[RECORDS FOR THE EXERCISE]
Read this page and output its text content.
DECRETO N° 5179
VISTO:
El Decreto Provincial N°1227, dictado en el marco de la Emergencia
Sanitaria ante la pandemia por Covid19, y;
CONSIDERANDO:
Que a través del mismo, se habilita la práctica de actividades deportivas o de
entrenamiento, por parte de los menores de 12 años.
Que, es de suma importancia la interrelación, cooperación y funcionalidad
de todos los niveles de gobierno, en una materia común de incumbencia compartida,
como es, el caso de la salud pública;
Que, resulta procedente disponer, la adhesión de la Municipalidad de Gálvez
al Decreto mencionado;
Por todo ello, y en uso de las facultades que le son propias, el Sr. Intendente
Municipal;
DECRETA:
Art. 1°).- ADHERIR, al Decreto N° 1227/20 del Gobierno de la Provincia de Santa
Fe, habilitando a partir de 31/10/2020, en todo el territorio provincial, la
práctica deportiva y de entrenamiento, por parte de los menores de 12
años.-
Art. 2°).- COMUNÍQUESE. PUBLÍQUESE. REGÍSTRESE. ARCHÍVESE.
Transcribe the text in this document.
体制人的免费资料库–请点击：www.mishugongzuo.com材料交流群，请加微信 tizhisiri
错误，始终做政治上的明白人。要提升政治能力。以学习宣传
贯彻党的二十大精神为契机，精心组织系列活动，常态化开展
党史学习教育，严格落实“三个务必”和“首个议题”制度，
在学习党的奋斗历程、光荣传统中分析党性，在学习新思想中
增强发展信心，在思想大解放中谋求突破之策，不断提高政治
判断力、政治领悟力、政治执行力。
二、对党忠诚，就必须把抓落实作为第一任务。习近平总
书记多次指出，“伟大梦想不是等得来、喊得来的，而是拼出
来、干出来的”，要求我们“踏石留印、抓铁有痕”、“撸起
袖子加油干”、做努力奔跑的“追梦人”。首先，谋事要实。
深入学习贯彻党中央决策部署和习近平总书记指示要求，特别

[EXERCISE DESCRIPTION] Pick each line holding the word "años" out of the listing.

[OUTPUT]
entrenamiento, por parte de los menores de 12 años.
años.-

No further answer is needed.